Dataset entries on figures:
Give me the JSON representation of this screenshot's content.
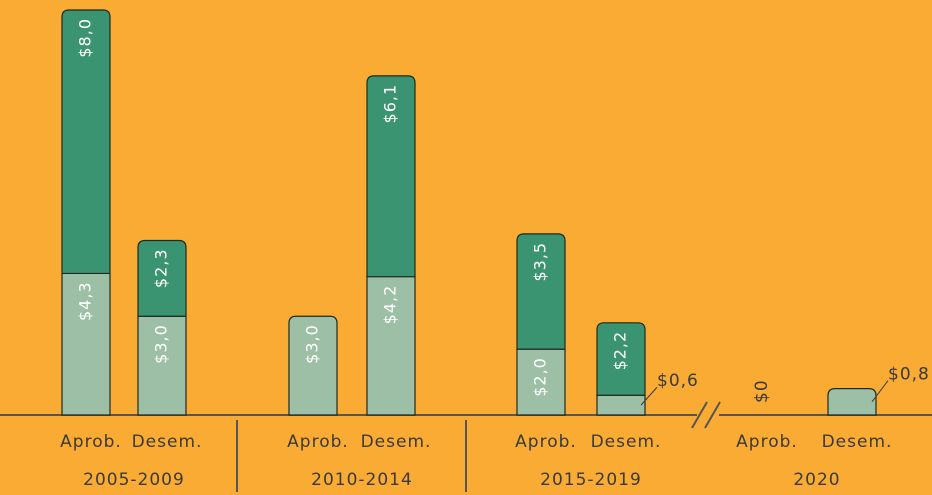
{
  "chart_data": {
    "type": "bar",
    "stacked": true,
    "groups": [
      "2005-2009",
      "2010-2014",
      "2015-2019",
      "2020"
    ],
    "categories": [
      "Aprob.",
      "Desem.",
      "Aprob.",
      "Desem.",
      "Aprob.",
      "Desem.",
      "Aprob.",
      "Desem."
    ],
    "series": [
      {
        "color": "#9dbfa6",
        "values": [
          4.3,
          3.0,
          3.0,
          4.2,
          2.0,
          0.6,
          0,
          0.8
        ],
        "value_labels": [
          "$4,3",
          "$3,0",
          "$3,0",
          "$4,2",
          "$2,0",
          "$0,6",
          "$0",
          "$0,8"
        ]
      },
      {
        "color": "#3a9472",
        "values": [
          8.0,
          2.3,
          null,
          6.1,
          3.5,
          2.2,
          null,
          null
        ],
        "value_labels": [
          "$8,0",
          "$2,3",
          null,
          "$6,1",
          "$3,5",
          "$2,2",
          null,
          null
        ]
      }
    ]
  }
}
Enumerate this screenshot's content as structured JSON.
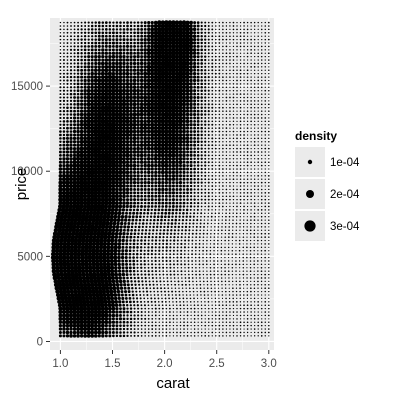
{
  "chart_data": {
    "type": "scatter",
    "title": "",
    "xlabel": "carat",
    "ylabel": "price",
    "x_domain": [
      0.9,
      3.05
    ],
    "y_domain": [
      -500,
      19000
    ],
    "x_ticks": [
      1.0,
      1.5,
      2.0,
      2.5,
      3.0
    ],
    "x_tick_labels": [
      "1.0",
      "1.5",
      "2.0",
      "2.5",
      "3.0"
    ],
    "y_ticks": [
      0,
      5000,
      10000,
      15000
    ],
    "y_tick_labels": [
      "0",
      "5000",
      "10000",
      "15000"
    ],
    "grid": true,
    "grid_x_range": [
      1.0,
      3.0
    ],
    "grid_y_range": [
      330,
      18800
    ],
    "grid_y_step": 200,
    "x_point_count": 60,
    "density_boundary": [
      {
        "price": 330,
        "carat": 1.0
      },
      {
        "price": 1000,
        "carat": 1.0
      },
      {
        "price": 2000,
        "carat": 1.0
      },
      {
        "price": 3000,
        "carat": 0.97
      },
      {
        "price": 4000,
        "carat": 0.94
      },
      {
        "price": 5000,
        "carat": 0.93
      },
      {
        "price": 6000,
        "carat": 0.94
      },
      {
        "price": 7000,
        "carat": 0.97
      },
      {
        "price": 8000,
        "carat": 1.0
      },
      {
        "price": 18800,
        "carat": 1.0
      }
    ],
    "legend": {
      "title": "density",
      "position": "right",
      "items": [
        {
          "label": "1e-04",
          "value": 0.0001
        },
        {
          "label": "2e-04",
          "value": 0.0002
        },
        {
          "label": "3e-04",
          "value": 0.0003
        }
      ]
    },
    "colors": {
      "panel": "#ebebeb",
      "gridline": "#ffffff",
      "point": "#000000",
      "text": "#4d4d4d"
    }
  }
}
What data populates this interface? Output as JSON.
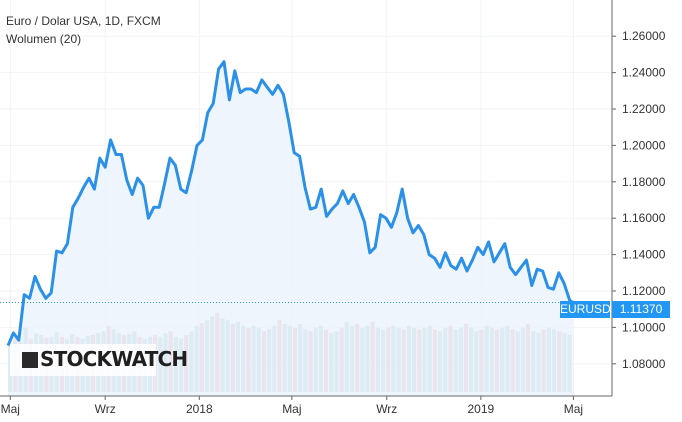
{
  "chart_title": "Euro / Dolar USA, 1D, FXCM",
  "indicator_title": "Wolumen (20)",
  "logo_text": "STOCKWATCH",
  "symbol_tag": "EURUSD",
  "last_price_label": "1.11370",
  "colors": {
    "line": "#2b90e8",
    "area": "#eaf3fc",
    "vol_up": "#9fc9c1",
    "vol_down": "#ec9fa3",
    "axis_text": "#333333",
    "tag": "#2196f3"
  },
  "chart_data": {
    "type": "line",
    "title": "Euro / Dolar USA, 1D, FXCM",
    "x_ticks": [
      "Maj",
      "Wrz",
      "2018",
      "Maj",
      "Wrz",
      "2019",
      "Maj"
    ],
    "y_ticks": [
      "1.08000",
      "1.10000",
      "1.12000",
      "1.14000",
      "1.16000",
      "1.18000",
      "1.20000",
      "1.22000",
      "1.24000",
      "1.26000"
    ],
    "ylim": [
      1.07,
      1.27
    ],
    "x_range": [
      "2017-04-28",
      "2019-06-20"
    ],
    "series": [
      {
        "points": [
          [
            "2017-04-28",
            1.09
          ],
          [
            "2017-05-05",
            1.097
          ],
          [
            "2017-05-12",
            1.093
          ],
          [
            "2017-05-19",
            1.118
          ],
          [
            "2017-05-26",
            1.116
          ],
          [
            "2017-06-02",
            1.128
          ],
          [
            "2017-06-09",
            1.121
          ],
          [
            "2017-06-16",
            1.116
          ],
          [
            "2017-06-23",
            1.119
          ],
          [
            "2017-06-30",
            1.142
          ],
          [
            "2017-07-07",
            1.141
          ],
          [
            "2017-07-14",
            1.146
          ],
          [
            "2017-07-21",
            1.166
          ],
          [
            "2017-07-28",
            1.171
          ],
          [
            "2017-08-04",
            1.177
          ],
          [
            "2017-08-11",
            1.182
          ],
          [
            "2017-08-18",
            1.176
          ],
          [
            "2017-08-25",
            1.193
          ],
          [
            "2017-09-01",
            1.188
          ],
          [
            "2017-09-08",
            1.203
          ],
          [
            "2017-09-15",
            1.195
          ],
          [
            "2017-09-22",
            1.195
          ],
          [
            "2017-09-29",
            1.181
          ],
          [
            "2017-10-06",
            1.173
          ],
          [
            "2017-10-13",
            1.182
          ],
          [
            "2017-10-20",
            1.178
          ],
          [
            "2017-10-27",
            1.16
          ],
          [
            "2017-11-03",
            1.166
          ],
          [
            "2017-11-10",
            1.166
          ],
          [
            "2017-11-17",
            1.179
          ],
          [
            "2017-11-24",
            1.193
          ],
          [
            "2017-12-01",
            1.189
          ],
          [
            "2017-12-08",
            1.176
          ],
          [
            "2017-12-15",
            1.174
          ],
          [
            "2017-12-22",
            1.186
          ],
          [
            "2017-12-29",
            1.2
          ],
          [
            "2018-01-05",
            1.203
          ],
          [
            "2018-01-12",
            1.218
          ],
          [
            "2018-01-19",
            1.223
          ],
          [
            "2018-01-26",
            1.242
          ],
          [
            "2018-02-02",
            1.246
          ],
          [
            "2018-02-09",
            1.225
          ],
          [
            "2018-02-16",
            1.241
          ],
          [
            "2018-02-23",
            1.229
          ],
          [
            "2018-03-02",
            1.231
          ],
          [
            "2018-03-09",
            1.231
          ],
          [
            "2018-03-16",
            1.229
          ],
          [
            "2018-03-23",
            1.236
          ],
          [
            "2018-03-30",
            1.232
          ],
          [
            "2018-04-06",
            1.228
          ],
          [
            "2018-04-13",
            1.233
          ],
          [
            "2018-04-20",
            1.228
          ],
          [
            "2018-04-27",
            1.213
          ],
          [
            "2018-05-04",
            1.196
          ],
          [
            "2018-05-11",
            1.194
          ],
          [
            "2018-05-18",
            1.177
          ],
          [
            "2018-05-25",
            1.165
          ],
          [
            "2018-06-01",
            1.166
          ],
          [
            "2018-06-08",
            1.176
          ],
          [
            "2018-06-15",
            1.161
          ],
          [
            "2018-06-22",
            1.165
          ],
          [
            "2018-06-29",
            1.168
          ],
          [
            "2018-07-06",
            1.175
          ],
          [
            "2018-07-13",
            1.168
          ],
          [
            "2018-07-20",
            1.173
          ],
          [
            "2018-07-27",
            1.166
          ],
          [
            "2018-08-03",
            1.158
          ],
          [
            "2018-08-10",
            1.141
          ],
          [
            "2018-08-17",
            1.144
          ],
          [
            "2018-08-24",
            1.162
          ],
          [
            "2018-08-31",
            1.16
          ],
          [
            "2018-09-07",
            1.155
          ],
          [
            "2018-09-14",
            1.163
          ],
          [
            "2018-09-21",
            1.176
          ],
          [
            "2018-09-28",
            1.16
          ],
          [
            "2018-10-05",
            1.152
          ],
          [
            "2018-10-12",
            1.156
          ],
          [
            "2018-10-19",
            1.151
          ],
          [
            "2018-10-26",
            1.14
          ],
          [
            "2018-11-02",
            1.138
          ],
          [
            "2018-11-09",
            1.133
          ],
          [
            "2018-11-16",
            1.141
          ],
          [
            "2018-11-23",
            1.134
          ],
          [
            "2018-11-30",
            1.132
          ],
          [
            "2018-12-07",
            1.138
          ],
          [
            "2018-12-14",
            1.131
          ],
          [
            "2018-12-21",
            1.137
          ],
          [
            "2018-12-28",
            1.144
          ],
          [
            "2019-01-04",
            1.14
          ],
          [
            "2019-01-11",
            1.147
          ],
          [
            "2019-01-18",
            1.136
          ],
          [
            "2019-01-25",
            1.141
          ],
          [
            "2019-02-01",
            1.146
          ],
          [
            "2019-02-08",
            1.133
          ],
          [
            "2019-02-15",
            1.129
          ],
          [
            "2019-02-22",
            1.133
          ],
          [
            "2019-03-01",
            1.137
          ],
          [
            "2019-03-08",
            1.123
          ],
          [
            "2019-03-15",
            1.132
          ],
          [
            "2019-03-22",
            1.131
          ],
          [
            "2019-03-29",
            1.122
          ],
          [
            "2019-04-05",
            1.121
          ],
          [
            "2019-04-12",
            1.13
          ],
          [
            "2019-04-19",
            1.124
          ],
          [
            "2019-04-26",
            1.115
          ],
          [
            "2019-04-30",
            1.1137
          ]
        ]
      }
    ],
    "volume": {
      "title": "Wolumen (20)",
      "values": [
        0.52,
        0.6,
        0.55,
        0.7,
        0.58,
        0.64,
        0.62,
        0.59,
        0.6,
        0.65,
        0.6,
        0.57,
        0.63,
        0.6,
        0.58,
        0.61,
        0.62,
        0.64,
        0.66,
        0.72,
        0.68,
        0.64,
        0.62,
        0.63,
        0.66,
        0.6,
        0.58,
        0.6,
        0.62,
        0.6,
        0.64,
        0.66,
        0.6,
        0.58,
        0.62,
        0.66,
        0.72,
        0.75,
        0.78,
        0.82,
        0.86,
        0.8,
        0.78,
        0.74,
        0.76,
        0.72,
        0.7,
        0.72,
        0.7,
        0.66,
        0.68,
        0.72,
        0.78,
        0.74,
        0.72,
        0.7,
        0.74,
        0.68,
        0.66,
        0.7,
        0.72,
        0.68,
        0.64,
        0.66,
        0.7,
        0.76,
        0.72,
        0.74,
        0.7,
        0.72,
        0.76,
        0.7,
        0.68,
        0.7,
        0.72,
        0.7,
        0.68,
        0.72,
        0.7,
        0.68,
        0.7,
        0.72,
        0.68,
        0.66,
        0.7,
        0.72,
        0.68,
        0.7,
        0.74,
        0.7,
        0.66,
        0.68,
        0.72,
        0.7,
        0.68,
        0.7,
        0.72,
        0.68,
        0.66,
        0.7,
        0.74,
        0.66,
        0.64,
        0.68,
        0.7,
        0.68,
        0.66,
        0.64,
        0.62
      ]
    }
  }
}
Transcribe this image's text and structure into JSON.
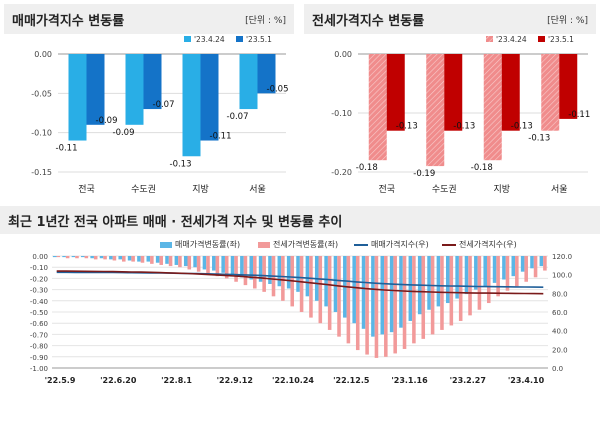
{
  "panels": {
    "sale": {
      "title": "매매가격지수 변동률",
      "unit": "[단위 : %]"
    },
    "jeonse": {
      "title": "전세가격지수 변동률",
      "unit": "[단위 : %]"
    },
    "trend": {
      "title": "최근 1년간 전국 아파트 매매 · 전세가격 지수 및 변동률 추이"
    }
  },
  "colors": {
    "sale_prev": "#29aee6",
    "sale_curr": "#1473c8",
    "jeonse_prev": "#f08c8c",
    "jeonse_curr": "#c00000",
    "trend_sale_bar": "#5bb6e6",
    "trend_jeonse_bar": "#f29a9a",
    "trend_sale_line": "#1f5f99",
    "trend_jeonse_line": "#7a1a1a"
  },
  "chart_data": [
    {
      "id": "sale",
      "type": "bar",
      "categories": [
        "전국",
        "수도권",
        "지방",
        "서울"
      ],
      "series": [
        {
          "name": "'23.4.24",
          "values": [
            -0.11,
            -0.09,
            -0.13,
            -0.07
          ]
        },
        {
          "name": "'23.5.1",
          "values": [
            -0.09,
            -0.07,
            -0.11,
            -0.05
          ]
        }
      ],
      "ylim": [
        -0.15,
        0.0
      ],
      "yticks": [
        "0.00",
        "-0.05",
        "-0.10",
        "-0.15"
      ],
      "data_labels": [
        [
          "-0.11",
          "-0.09",
          "-0.13",
          "-0.07"
        ],
        [
          "-0.09",
          "-0.07",
          "-0.11",
          "-0.05"
        ]
      ]
    },
    {
      "id": "jeonse",
      "type": "bar",
      "categories": [
        "전국",
        "수도권",
        "지방",
        "서울"
      ],
      "series": [
        {
          "name": "'23.4.24",
          "values": [
            -0.18,
            -0.19,
            -0.18,
            -0.13
          ]
        },
        {
          "name": "'23.5.1",
          "values": [
            -0.13,
            -0.13,
            -0.13,
            -0.11
          ]
        }
      ],
      "ylim": [
        -0.2,
        0.0
      ],
      "yticks": [
        "0.00",
        "-0.10",
        "-0.20"
      ],
      "data_labels": [
        [
          "-0.18",
          "-0.19",
          "-0.18",
          "-0.13"
        ],
        [
          "-0.13",
          "-0.13",
          "-0.13",
          "-0.11"
        ]
      ]
    },
    {
      "id": "trend",
      "type": "bar",
      "legend": [
        "매매가격변동률(좌)",
        "전세가격변동률(좌)",
        "매매가격지수(우)",
        "전세가격지수(우)"
      ],
      "x_tick_labels": [
        "'22.5.9",
        "'22.6.20",
        "'22.8.1",
        "'22.9.12",
        "'22.10.24",
        "'22.12.5",
        "'23.1.16",
        "'23.2.27",
        "'23.4.10"
      ],
      "left_yticks": [
        "0.00",
        "-0.10",
        "-0.20",
        "-0.30",
        "-0.40",
        "-0.50",
        "-0.60",
        "-0.70",
        "-0.80",
        "-0.90",
        "-1.00"
      ],
      "right_yticks": [
        "120.0",
        "100.0",
        "80.0",
        "60.0",
        "40.0",
        "20.0",
        "0.0"
      ],
      "left_ylim": [
        -1.0,
        0.0
      ],
      "right_ylim": [
        0,
        120
      ],
      "sale_change": [
        -0.01,
        -0.01,
        -0.01,
        -0.01,
        -0.02,
        -0.02,
        -0.03,
        -0.03,
        -0.04,
        -0.05,
        -0.05,
        -0.06,
        -0.07,
        -0.08,
        -0.09,
        -0.1,
        -0.12,
        -0.13,
        -0.15,
        -0.17,
        -0.19,
        -0.21,
        -0.23,
        -0.25,
        -0.27,
        -0.29,
        -0.32,
        -0.36,
        -0.4,
        -0.45,
        -0.5,
        -0.55,
        -0.6,
        -0.65,
        -0.72,
        -0.7,
        -0.68,
        -0.64,
        -0.58,
        -0.52,
        -0.48,
        -0.45,
        -0.42,
        -0.38,
        -0.34,
        -0.3,
        -0.27,
        -0.24,
        -0.21,
        -0.18,
        -0.14,
        -0.11,
        -0.09
      ],
      "jeonse_change": [
        -0.01,
        -0.02,
        -0.02,
        -0.02,
        -0.03,
        -0.03,
        -0.04,
        -0.05,
        -0.05,
        -0.06,
        -0.07,
        -0.08,
        -0.09,
        -0.1,
        -0.12,
        -0.14,
        -0.16,
        -0.18,
        -0.2,
        -0.23,
        -0.26,
        -0.29,
        -0.32,
        -0.36,
        -0.4,
        -0.45,
        -0.5,
        -0.55,
        -0.6,
        -0.66,
        -0.72,
        -0.78,
        -0.84,
        -0.88,
        -0.91,
        -0.9,
        -0.87,
        -0.83,
        -0.78,
        -0.74,
        -0.7,
        -0.66,
        -0.62,
        -0.58,
        -0.53,
        -0.48,
        -0.42,
        -0.36,
        -0.31,
        -0.27,
        -0.23,
        -0.19,
        -0.13
      ],
      "sale_index": [
        102.5,
        102.5,
        102.4,
        102.4,
        102.4,
        102.3,
        102.3,
        102.2,
        102.1,
        102.0,
        101.9,
        101.8,
        101.7,
        101.5,
        101.3,
        101.1,
        100.9,
        100.7,
        100.4,
        100.1,
        99.8,
        99.4,
        99.0,
        98.5,
        98.0,
        97.5,
        96.9,
        96.2,
        95.5,
        94.7,
        93.9,
        93.1,
        92.3,
        91.6,
        90.9,
        90.3,
        89.8,
        89.4,
        89.0,
        88.7,
        88.4,
        88.1,
        87.9,
        87.7,
        87.5,
        87.3,
        87.2,
        87.1,
        87.0,
        86.9,
        86.8,
        86.7,
        86.6
      ],
      "jeonse_index": [
        103.8,
        103.8,
        103.7,
        103.6,
        103.5,
        103.4,
        103.3,
        103.1,
        102.9,
        102.7,
        102.5,
        102.2,
        101.9,
        101.6,
        101.2,
        100.8,
        100.3,
        99.8,
        99.2,
        98.6,
        97.9,
        97.1,
        96.3,
        95.4,
        94.5,
        93.5,
        92.5,
        91.4,
        90.3,
        89.2,
        88.1,
        87.0,
        86.0,
        85.1,
        84.3,
        83.6,
        83.0,
        82.5,
        82.1,
        81.7,
        81.4,
        81.1,
        80.9,
        80.7,
        80.5,
        80.3,
        80.2,
        80.1,
        80.0,
        79.9,
        79.8,
        79.7,
        79.6
      ]
    }
  ]
}
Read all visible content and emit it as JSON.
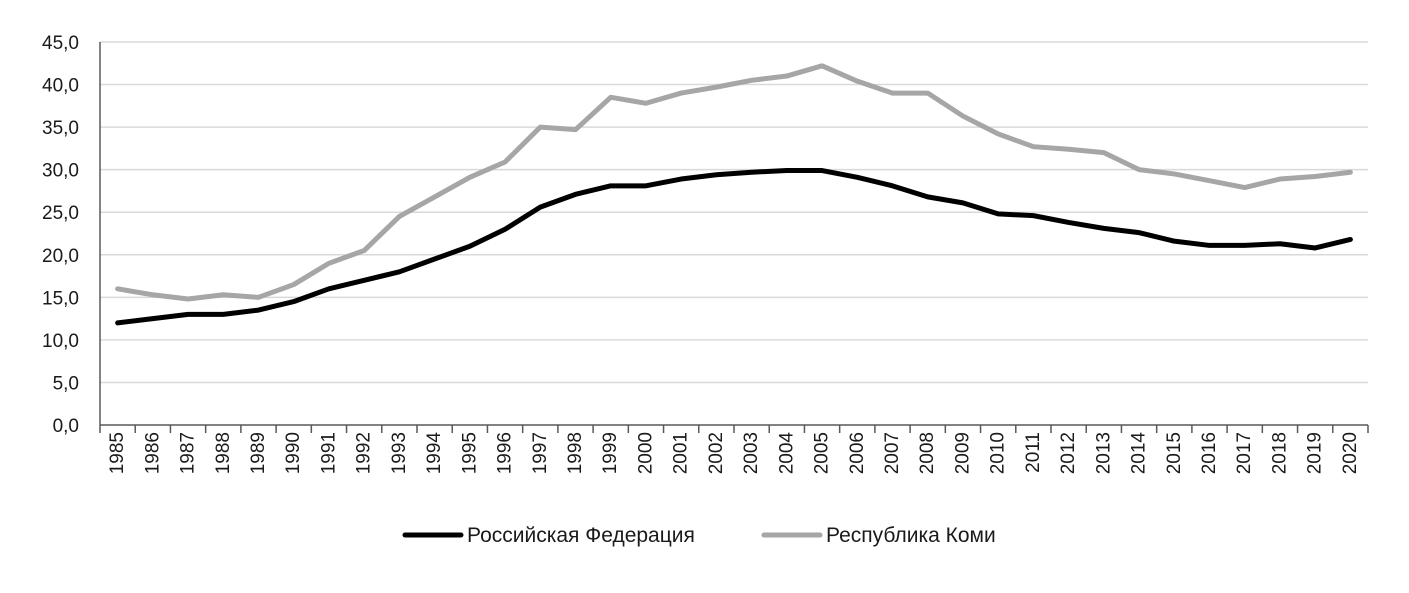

* [REQUIREMENTS] Give the number of lines in the records that contain the string "Euro", and nothing besides.

* [CORRECT RESULT] 2